» Tarefas a realizar:
• a. Por favor, reproduza fielmente o trecho do texto sobre a ansiedade básica que começa nas palavras que contêm "Em psicose(s) é" e termina em "uma delicadeza recebida.".
• b. Traduza para o inglês a seguinte frase do texto sobre a ansiedade básica: "Em pacientes paranoicos essa ansiedade está “ligada” a uma ou algumas pessoas definidas; em pacientes esquizofrênicos há uma aguda percepção de hostilidade potencial no mundo que os rodeia, tão intensa que eles se mostram inclinados a considerar como potencial hostilidade até uma delicadeza recebida."
• c. Liste as ações que, segundo o texto sobre a ansiedade básica, o mundo está disposto a praticar.

» Texto fornecido:
◆ ◆ ◆
Apesar da enorme gama de formas de manifestação da ansiedade – e das infinitas formas de proteção contra
ela, que variam de indivíduo para indivíduo –, a ansiedade básica é mais ou menos a mesma, variando apenas em
extensão e intensidade. Ela pode ser descrita, grosso modo, como uma sensação de se ser pequeno, indefeso,
abandonado, ameaçado num mundo disposto a abusar, ludibriar, atacar, humilhar, atraiçoar, invejar. Uma paciente
minha exprimiu essa sensação num desenho que fez, espontaneamente, no qual aparecia sentada no meio de uma
cena, como um bebê minúsculo, nu e inerte, rodeado por toda espécie de monstros ameaçadores, humanos e animais,
prontos para atacarem-na.

Em psicose(s) é comum encontrar um grau elevado de percepção – consciência - duma ansiedade assim. Em
pacientes paranoicos essa ansiedade está “ligada” a uma ou algumas pessoas definidas; em pacientes esquizofrênicos
há uma aguda percepção de hostilidade potencial no mundo que os rodeia, tão intensa que eles se mostram inclinados
a considerar como potencial hostilidade até uma delicadeza recebida.

Nas neuroses, todavia, raramente há a percepção da existência da ansiedade básica ou da hostilidade básica –
ou pelo menos do peso e valor que têm na vida total do indivíduo. Uma paciente minha que viu-se em sonho como um
ratinho que tinha de se abrigar num buraco para não ser pisado (dando uma imagem absolutamente verdadeira de
como era e agia em sua vida) não tinha a menor ideia de que realmente todos a assustavam e declarou-me que “não
sabia o que era ansiedade”.
◆ ◆ ◆
» Linhas fornecidas:
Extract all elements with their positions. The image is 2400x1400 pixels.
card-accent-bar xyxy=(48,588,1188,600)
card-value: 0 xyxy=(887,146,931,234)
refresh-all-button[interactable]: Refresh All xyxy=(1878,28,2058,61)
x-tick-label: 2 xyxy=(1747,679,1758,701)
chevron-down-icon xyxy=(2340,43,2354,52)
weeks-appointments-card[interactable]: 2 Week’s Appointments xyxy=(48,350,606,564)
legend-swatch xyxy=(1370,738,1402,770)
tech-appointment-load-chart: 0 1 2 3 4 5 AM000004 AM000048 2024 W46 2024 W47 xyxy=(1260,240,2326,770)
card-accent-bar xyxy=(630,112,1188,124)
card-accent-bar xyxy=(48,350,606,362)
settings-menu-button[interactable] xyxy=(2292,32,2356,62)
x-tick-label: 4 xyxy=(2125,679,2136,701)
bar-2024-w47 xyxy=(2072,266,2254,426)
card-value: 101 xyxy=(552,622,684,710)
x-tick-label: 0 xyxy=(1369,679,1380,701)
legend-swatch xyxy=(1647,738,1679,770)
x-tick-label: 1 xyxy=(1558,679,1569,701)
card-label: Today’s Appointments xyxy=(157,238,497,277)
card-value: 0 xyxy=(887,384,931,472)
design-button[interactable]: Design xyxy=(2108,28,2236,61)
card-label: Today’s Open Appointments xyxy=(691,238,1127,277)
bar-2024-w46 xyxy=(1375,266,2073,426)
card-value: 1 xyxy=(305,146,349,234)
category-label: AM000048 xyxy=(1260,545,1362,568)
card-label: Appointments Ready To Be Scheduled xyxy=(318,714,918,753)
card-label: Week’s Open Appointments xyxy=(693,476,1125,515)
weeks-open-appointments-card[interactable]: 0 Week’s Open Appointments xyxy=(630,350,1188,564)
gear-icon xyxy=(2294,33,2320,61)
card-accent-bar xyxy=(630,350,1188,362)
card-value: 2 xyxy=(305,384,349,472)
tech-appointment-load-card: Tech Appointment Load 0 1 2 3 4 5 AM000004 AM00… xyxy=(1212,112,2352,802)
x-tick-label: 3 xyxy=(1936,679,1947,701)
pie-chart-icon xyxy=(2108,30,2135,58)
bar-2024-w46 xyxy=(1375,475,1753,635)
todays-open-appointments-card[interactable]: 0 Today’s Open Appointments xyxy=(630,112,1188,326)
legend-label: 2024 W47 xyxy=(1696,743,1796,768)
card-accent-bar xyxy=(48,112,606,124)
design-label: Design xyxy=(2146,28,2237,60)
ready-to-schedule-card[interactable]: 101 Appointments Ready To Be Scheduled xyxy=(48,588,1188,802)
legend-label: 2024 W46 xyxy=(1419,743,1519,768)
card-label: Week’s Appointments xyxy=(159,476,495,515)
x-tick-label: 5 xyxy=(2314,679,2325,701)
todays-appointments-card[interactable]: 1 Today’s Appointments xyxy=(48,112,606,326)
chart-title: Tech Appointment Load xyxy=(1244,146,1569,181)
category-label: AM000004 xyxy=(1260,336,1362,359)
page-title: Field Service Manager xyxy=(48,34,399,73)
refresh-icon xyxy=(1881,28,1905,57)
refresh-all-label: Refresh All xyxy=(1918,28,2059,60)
◆ ◆ ◆
» Respostas em ordem:
• a.
Em psicose(s) é comum encontrar um grau elevado de percepção – consciência - duma ansiedade assim. Em
pacientes paranoicos essa ansiedade está “ligada” a uma ou algumas pessoas definidas; em pacientes esquizofrênicos
há uma aguda percepção de hostilidade potencial no mundo que os rodeia, tão intensa que eles se mostram inclinados
a considerar como potencial hostilidade até uma delicadeza recebida.

• b. In paranoid patients this anxiety is “tied” to one or a few specific people; in schizophrenic patients there is an acute perception of potential hostility in the world around them, so intense that they are inclined to regard even a kindness they receive as potential hostility.

• c.
abusar
ludibriar
atacar
humilhar
atraiçoar
invejar